### TASK BRIEF
Return the whole listing exactly as it stands.

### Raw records
>>>>>
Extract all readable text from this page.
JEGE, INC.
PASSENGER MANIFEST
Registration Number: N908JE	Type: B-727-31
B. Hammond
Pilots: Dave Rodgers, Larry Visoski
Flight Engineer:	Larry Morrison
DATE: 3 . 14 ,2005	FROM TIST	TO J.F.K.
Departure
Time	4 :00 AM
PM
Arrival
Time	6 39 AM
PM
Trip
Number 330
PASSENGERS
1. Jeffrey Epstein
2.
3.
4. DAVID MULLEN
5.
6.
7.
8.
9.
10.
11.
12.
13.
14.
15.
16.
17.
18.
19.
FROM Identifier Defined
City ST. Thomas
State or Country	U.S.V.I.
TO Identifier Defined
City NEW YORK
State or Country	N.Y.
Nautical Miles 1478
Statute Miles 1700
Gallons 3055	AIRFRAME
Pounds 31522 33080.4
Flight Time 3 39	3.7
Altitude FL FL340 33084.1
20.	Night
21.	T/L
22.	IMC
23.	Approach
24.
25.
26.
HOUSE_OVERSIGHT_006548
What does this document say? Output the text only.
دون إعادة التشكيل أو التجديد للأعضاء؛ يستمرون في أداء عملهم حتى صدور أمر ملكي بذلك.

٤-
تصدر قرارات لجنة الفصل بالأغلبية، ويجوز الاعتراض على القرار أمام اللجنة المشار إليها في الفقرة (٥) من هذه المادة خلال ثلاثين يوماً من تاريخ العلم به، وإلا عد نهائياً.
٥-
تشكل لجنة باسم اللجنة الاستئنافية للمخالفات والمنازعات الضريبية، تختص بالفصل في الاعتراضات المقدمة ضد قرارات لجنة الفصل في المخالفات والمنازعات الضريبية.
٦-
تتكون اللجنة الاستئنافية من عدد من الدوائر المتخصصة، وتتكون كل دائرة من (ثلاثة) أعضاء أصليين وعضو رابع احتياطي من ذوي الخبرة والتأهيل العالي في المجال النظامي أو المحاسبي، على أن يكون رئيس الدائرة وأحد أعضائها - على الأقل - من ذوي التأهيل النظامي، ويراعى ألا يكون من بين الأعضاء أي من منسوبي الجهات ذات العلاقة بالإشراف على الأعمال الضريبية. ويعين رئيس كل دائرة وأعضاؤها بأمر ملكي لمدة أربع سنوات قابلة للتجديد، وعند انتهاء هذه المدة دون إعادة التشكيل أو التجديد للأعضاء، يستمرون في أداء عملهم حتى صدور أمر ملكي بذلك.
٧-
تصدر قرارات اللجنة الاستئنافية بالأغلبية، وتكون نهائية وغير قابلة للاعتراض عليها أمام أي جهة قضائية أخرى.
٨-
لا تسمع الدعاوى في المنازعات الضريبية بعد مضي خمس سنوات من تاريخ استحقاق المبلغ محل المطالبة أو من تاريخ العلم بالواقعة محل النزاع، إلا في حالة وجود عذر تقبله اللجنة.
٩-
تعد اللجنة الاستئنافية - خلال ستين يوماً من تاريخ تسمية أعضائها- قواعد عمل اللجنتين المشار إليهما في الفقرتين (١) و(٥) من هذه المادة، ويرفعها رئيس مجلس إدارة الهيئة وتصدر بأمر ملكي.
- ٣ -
<<<<<
### SOLUTION
Extract all readable text from this page.
JEGE, INC.
PASSENGER MANIFEST
Registration Number: N908JE	Type: B-727-31
B. Hammond
Pilots: Dave Rodgers, Larry Visoski
Flight Engineer:	Larry Morrison
DATE: 3 . 14 ,2005	FROM TIST	TO J.F.K.
Departure
Time	4 :00 AM
PM
Arrival
Time	6 39 AM
PM
Trip
Number 330
PASSENGERS
1. Jeffrey Epstein
2.
3.
4. DAVID MULLEN
5.
6.
7.
8.
9.
10.
11.
12.
13.
14.
15.
16.
17.
18.
19.
FROM Identifier Defined
City ST. Thomas
State or Country	U.S.V.I.
TO Identifier Defined
City NEW YORK
State or Country	N.Y.
Nautical Miles 1478
Statute Miles 1700
Gallons 3055	AIRFRAME
Pounds 31522 33080.4
Flight Time 3 39	3.7
Altitude FL FL340 33084.1
20.	Night
21.	T/L
22.	IMC
23.	Approach
24.
25.
26.
HOUSE_OVERSIGHT_006548
What does this document say? Output the text only.
دون إعادة التشكيل أو التجديد للأعضاء؛ يستمرون في أداء عملهم حتى صدور أمر ملكي بذلك.

٤-
تصدر قرارات لجنة الفصل بالأغلبية، ويجوز الاعتراض على القرار أمام اللجنة المشار إليها في الفقرة (٥) من هذه المادة خلال ثلاثين يوماً من تاريخ العلم به، وإلا عد نهائياً.
٥-
تشكل لجنة باسم اللجنة الاستئنافية للمخالفات والمنازعات الضريبية، تختص بالفصل في الاعتراضات المقدمة ضد قرارات لجنة الفصل في المخالفات والمنازعات الضريبية.
٦-
تتكون اللجنة الاستئنافية من عدد من الدوائر المتخصصة، وتتكون كل دائرة من (ثلاثة) أعضاء أصليين وعضو رابع احتياطي من ذوي الخبرة والتأهيل العالي في المجال النظامي أو المحاسبي، على أن يكون رئيس الدائرة وأحد أعضائها - على الأقل - من ذوي التأهيل النظامي، ويراعى ألا يكون من بين الأعضاء أي من منسوبي الجهات ذات العلاقة بالإشراف على الأعمال الضريبية. ويعين رئيس كل دائرة وأعضاؤها بأمر ملكي لمدة أربع سنوات قابلة للتجديد، وعند انتهاء هذه المدة دون إعادة التشكيل أو التجديد للأعضاء، يستمرون في أداء عملهم حتى صدور أمر ملكي بذلك.
٧-
تصدر قرارات اللجنة الاستئنافية بالأغلبية، وتكون نهائية وغير قابلة للاعتراض عليها أمام أي جهة قضائية أخرى.
٨-
لا تسمع الدعاوى في المنازعات الضريبية بعد مضي خمس سنوات من تاريخ استحقاق المبلغ محل المطالبة أو من تاريخ العلم بالواقعة محل النزاع، إلا في حالة وجود عذر تقبله اللجنة.
٩-
تعد اللجنة الاستئنافية - خلال ستين يوماً من تاريخ تسمية أعضائها- قواعد عمل اللجنتين المشار إليهما في الفقرتين (١) و(٥) من هذه المادة، ويرفعها رئيس مجلس إدارة الهيئة وتصدر بأمر ملكي.
- ٣ -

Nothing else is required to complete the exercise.